===== Entries shown

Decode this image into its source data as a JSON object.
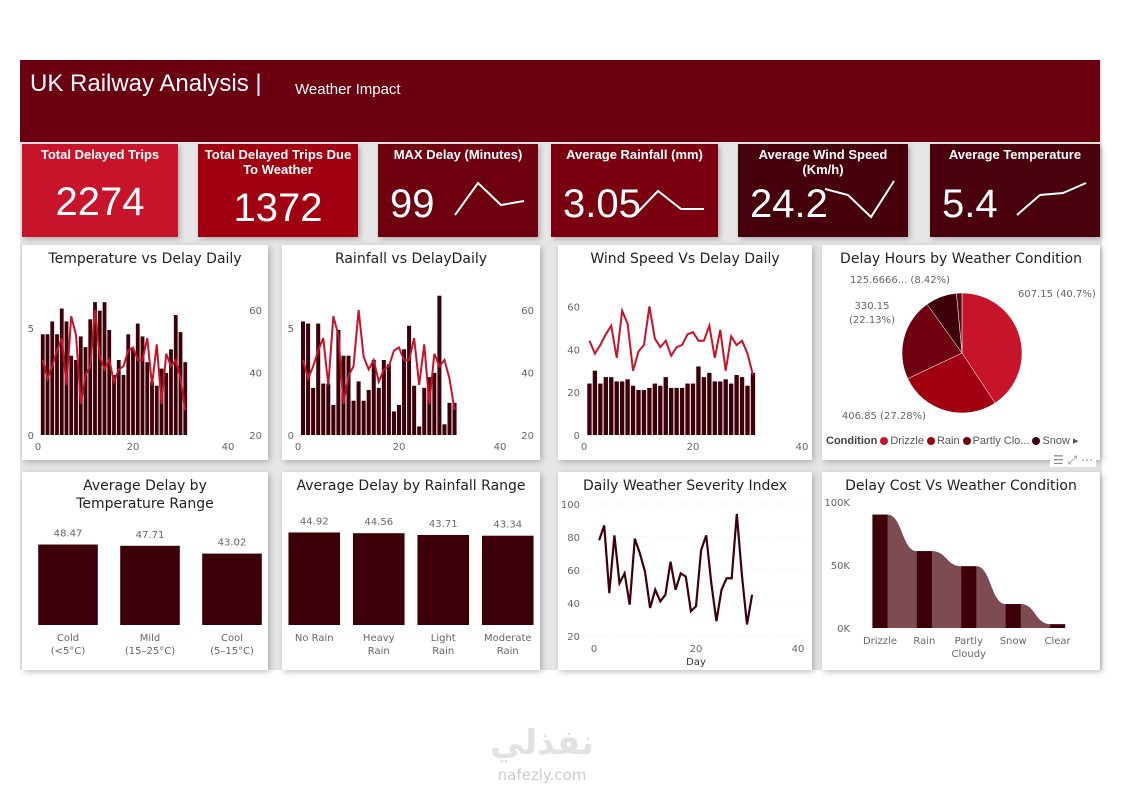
{
  "header": {
    "title": "UK Railway Analysis |",
    "subtitle": "Weather Impact"
  },
  "kpis": [
    {
      "label": "Total Delayed Trips",
      "value": "2274",
      "color": "#c8142a"
    },
    {
      "label": "Total Delayed Trips Due To Weather",
      "value": "1372",
      "color": "#a0000f"
    },
    {
      "label": "MAX Delay (Minutes)",
      "value": "99",
      "color": "#6e0010",
      "spark": [
        0.1,
        0.9,
        0.35,
        0.45
      ]
    },
    {
      "label": "Average Rainfall (mm)",
      "value": "3.05",
      "color": "#7a0010",
      "spark": [
        0.1,
        0.7,
        0.25,
        0.25
      ]
    },
    {
      "label": "Average Wind Speed (Km/h)",
      "value": "24.2",
      "color": "#45000c",
      "spark": [
        0.75,
        0.6,
        0.05,
        0.95
      ]
    },
    {
      "label": "Average Temperature",
      "value": "5.4",
      "color": "#4a000c",
      "spark": [
        0.1,
        0.6,
        0.65,
        0.9
      ]
    }
  ],
  "colors": {
    "bar": "#3d0009",
    "line": "#c8142a",
    "area": "#7d4b52"
  },
  "chart_data": [
    {
      "type": "bar+line",
      "title": "Temperature vs Delay Daily",
      "x": [
        1,
        2,
        3,
        4,
        5,
        6,
        7,
        8,
        9,
        10,
        11,
        12,
        13,
        14,
        15,
        16,
        17,
        18,
        19,
        20,
        21,
        22,
        23,
        24,
        25,
        26,
        27,
        28,
        29,
        30,
        31
      ],
      "bars": [
        4.7,
        4.7,
        5.3,
        4.7,
        5.9,
        5.3,
        3.7,
        3.5,
        4.6,
        4.1,
        5.4,
        6.2,
        5.8,
        6.2,
        4.9,
        2.8,
        3.5,
        2.8,
        4.7,
        4.0,
        5.2,
        4.6,
        3.4,
        2.5,
        2.3,
        3.1,
        2.9,
        4.0,
        5.6,
        4.8,
        3.4
      ],
      "line": [
        44,
        38,
        42,
        47,
        51,
        36,
        58,
        52,
        30,
        39,
        42,
        60,
        45,
        41,
        44,
        37,
        41,
        42,
        47,
        48,
        44,
        44,
        51,
        36,
        49,
        30,
        46,
        42,
        44,
        38,
        28
      ],
      "xticks": [
        "0",
        "20",
        "40"
      ],
      "xlim": [
        0,
        40
      ],
      "yticks_left": [
        "0",
        "5"
      ],
      "ylim_left": [
        0,
        7
      ],
      "yticks_right": [
        "20",
        "40",
        "60"
      ],
      "ylim_right": [
        20,
        68
      ]
    },
    {
      "type": "bar+line",
      "title": "Rainfall vs DelayDaily",
      "x": [
        1,
        2,
        3,
        4,
        5,
        6,
        7,
        8,
        9,
        10,
        11,
        12,
        13,
        14,
        15,
        16,
        17,
        18,
        19,
        20,
        21,
        22,
        23,
        24,
        25,
        26,
        27,
        28,
        29,
        30,
        31
      ],
      "bars": [
        5.3,
        5.2,
        2.2,
        5.2,
        2.4,
        2.4,
        1.4,
        4.9,
        3.7,
        3.7,
        1.6,
        2.5,
        1.6,
        2.1,
        3.5,
        2.2,
        3.5,
        3.3,
        1.1,
        1.4,
        4.0,
        5.1,
        2.3,
        0.4,
        2.2,
        2.7,
        2.9,
        6.5,
        0.5,
        1.5,
        1.5
      ],
      "line": [
        44,
        38,
        42,
        47,
        51,
        36,
        58,
        52,
        30,
        39,
        42,
        60,
        45,
        41,
        44,
        37,
        41,
        42,
        47,
        48,
        44,
        44,
        51,
        36,
        49,
        30,
        46,
        42,
        44,
        38,
        28
      ],
      "xticks": [
        "0",
        "20",
        "40"
      ],
      "xlim": [
        0,
        40
      ],
      "yticks_left": [
        "0",
        "5"
      ],
      "ylim_left": [
        0,
        7
      ],
      "yticks_right": [
        "20",
        "40",
        "60"
      ],
      "ylim_right": [
        20,
        68
      ]
    },
    {
      "type": "bar+line",
      "title": "Wind Speed Vs Delay Daily",
      "x": [
        1,
        2,
        3,
        4,
        5,
        6,
        7,
        8,
        9,
        10,
        11,
        12,
        13,
        14,
        15,
        16,
        17,
        18,
        19,
        20,
        21,
        22,
        23,
        24,
        25,
        26,
        27,
        28,
        29,
        30,
        31
      ],
      "bars": [
        24,
        30,
        24,
        27,
        27,
        25,
        25,
        26,
        23,
        21,
        21,
        22,
        24,
        23,
        27,
        22,
        22,
        22,
        24,
        24,
        32,
        27,
        29,
        25,
        25,
        26,
        24,
        28,
        27,
        23,
        29
      ],
      "line": [
        44,
        38,
        42,
        47,
        51,
        36,
        58,
        52,
        30,
        39,
        42,
        60,
        45,
        41,
        44,
        37,
        41,
        42,
        47,
        48,
        44,
        44,
        51,
        36,
        49,
        30,
        46,
        42,
        44,
        38,
        28
      ],
      "xticks": [
        "0",
        "20",
        "40"
      ],
      "xlim": [
        0,
        40
      ],
      "yticks_left": [
        "0",
        "20",
        "40",
        "60"
      ],
      "ylim_left": [
        0,
        70
      ]
    },
    {
      "type": "pie",
      "title": "Delay Hours by Weather Condition",
      "legend_title": "Condition",
      "slices": [
        {
          "name": "Drizzle",
          "value": 607.15,
          "label": "607.15 (40.7%)",
          "color": "#c8142a"
        },
        {
          "name": "Rain",
          "value": 406.85,
          "label": "406.85 (27.28%)",
          "color": "#a0000f"
        },
        {
          "name": "Partly Clo...",
          "value": 330.15,
          "label": "330.15 (22.13%)",
          "color": "#6e0010"
        },
        {
          "name": "Snow",
          "value": 125.6666,
          "label": "125.6666... (8.42%)",
          "color": "#3d0009"
        },
        {
          "name": "",
          "value": 21.9,
          "label": "",
          "color": "#5a0a10"
        }
      ]
    },
    {
      "type": "bar",
      "title": "Average Delay by Temperature Range",
      "categories": [
        "Cold (<5°C)",
        "Mild (15–25°C)",
        "Cool (5–15°C)"
      ],
      "values": [
        48.47,
        47.71,
        43.02
      ]
    },
    {
      "type": "bar",
      "title": "Average Delay by Rainfall Range",
      "categories": [
        "No Rain",
        "Heavy Rain",
        "Light Rain",
        "Moderate Rain"
      ],
      "values": [
        44.92,
        44.56,
        43.71,
        43.34
      ]
    },
    {
      "type": "line",
      "title": "Daily Weather Severity Index",
      "xlabel": "Day",
      "x": [
        1,
        2,
        3,
        4,
        5,
        6,
        7,
        8,
        9,
        10,
        11,
        12,
        13,
        14,
        15,
        16,
        17,
        18,
        19,
        20,
        21,
        22,
        23,
        24,
        25,
        26,
        27,
        28,
        29,
        30,
        31
      ],
      "values": [
        78,
        87,
        46,
        81,
        52,
        58,
        39,
        79,
        70,
        59,
        37,
        48,
        41,
        45,
        65,
        48,
        58,
        56,
        35,
        38,
        72,
        81,
        52,
        29,
        48,
        55,
        55,
        94,
        57,
        27,
        45
      ],
      "xticks": [
        "0",
        "20",
        "40"
      ],
      "xlim": [
        0,
        40
      ],
      "yticks": [
        "20",
        "40",
        "60",
        "80",
        "100"
      ],
      "ylim": [
        20,
        100
      ]
    },
    {
      "type": "ribbon",
      "title": "Delay Cost Vs Weather Condition",
      "categories": [
        "Drizzle",
        "Rain",
        "Partly Cloudy",
        "Snow",
        "Clear"
      ],
      "values": [
        90000,
        61000,
        49000,
        19000,
        3000
      ],
      "yticks": [
        "0K",
        "50K",
        "100K"
      ],
      "ylim": [
        0,
        100000
      ]
    }
  ],
  "watermark": {
    "arabic": "نفذلي",
    "latin": "nafezly.com"
  }
}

==========

What needs to be done: Your answer should be a single number: the count of lines in the data that include the word "Speed".

Answer for this exercise: 2